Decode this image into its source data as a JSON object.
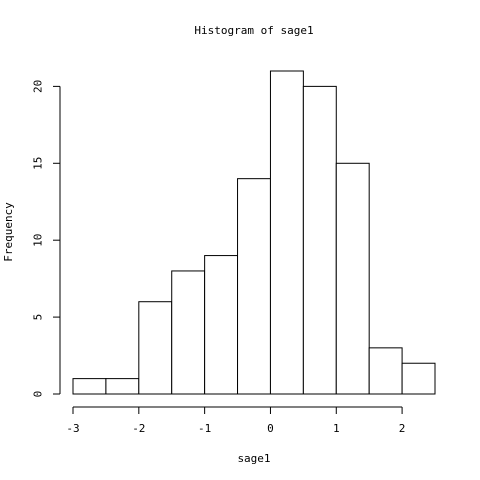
{
  "chart_data": {
    "type": "bar",
    "subtype": "histogram",
    "title": "Histogram of sage1",
    "xlabel": "sage1",
    "ylabel": "Frequency",
    "bins": [
      {
        "from": -3.0,
        "to": -2.5,
        "count": 1
      },
      {
        "from": -2.5,
        "to": -2.0,
        "count": 1
      },
      {
        "from": -2.0,
        "to": -1.5,
        "count": 6
      },
      {
        "from": -1.5,
        "to": -1.0,
        "count": 8
      },
      {
        "from": -1.0,
        "to": -0.5,
        "count": 9
      },
      {
        "from": -0.5,
        "to": 0.0,
        "count": 14
      },
      {
        "from": 0.0,
        "to": 0.5,
        "count": 21
      },
      {
        "from": 0.5,
        "to": 1.0,
        "count": 20
      },
      {
        "from": 1.0,
        "to": 1.5,
        "count": 15
      },
      {
        "from": 1.5,
        "to": 2.0,
        "count": 3
      },
      {
        "from": 2.0,
        "to": 2.5,
        "count": 2
      }
    ],
    "x_ticks": [
      -3,
      -2,
      -1,
      0,
      1,
      2
    ],
    "x_tick_labels": [
      "-3",
      "-2",
      "-1",
      "0",
      "1",
      "2"
    ],
    "y_ticks": [
      0,
      5,
      10,
      15,
      20
    ],
    "y_tick_labels": [
      "0",
      "5",
      "10",
      "15",
      "20"
    ],
    "xlim": [
      -3.0,
      2.5
    ],
    "ylim": [
      0,
      21
    ],
    "bar_fill": "#ffffff",
    "bar_stroke": "#000000",
    "grid": false,
    "legend": "none"
  }
}
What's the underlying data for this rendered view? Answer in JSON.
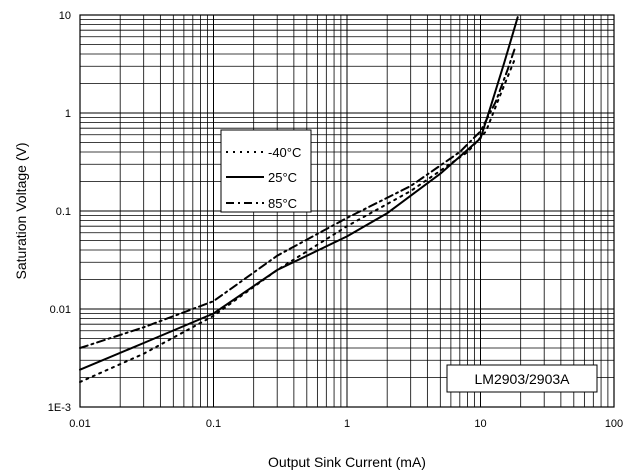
****************
* Exercise instructions: Using the listing, collect all lines in which the string "count" is found.

* Exercise result:
        "count": 1
        "count": 1
        "count": 6
        "count": 8
        "count": 9
        "count": 14
        "count": 21
        "count": 20
        "count": 15
        "count": 3
        "count": 2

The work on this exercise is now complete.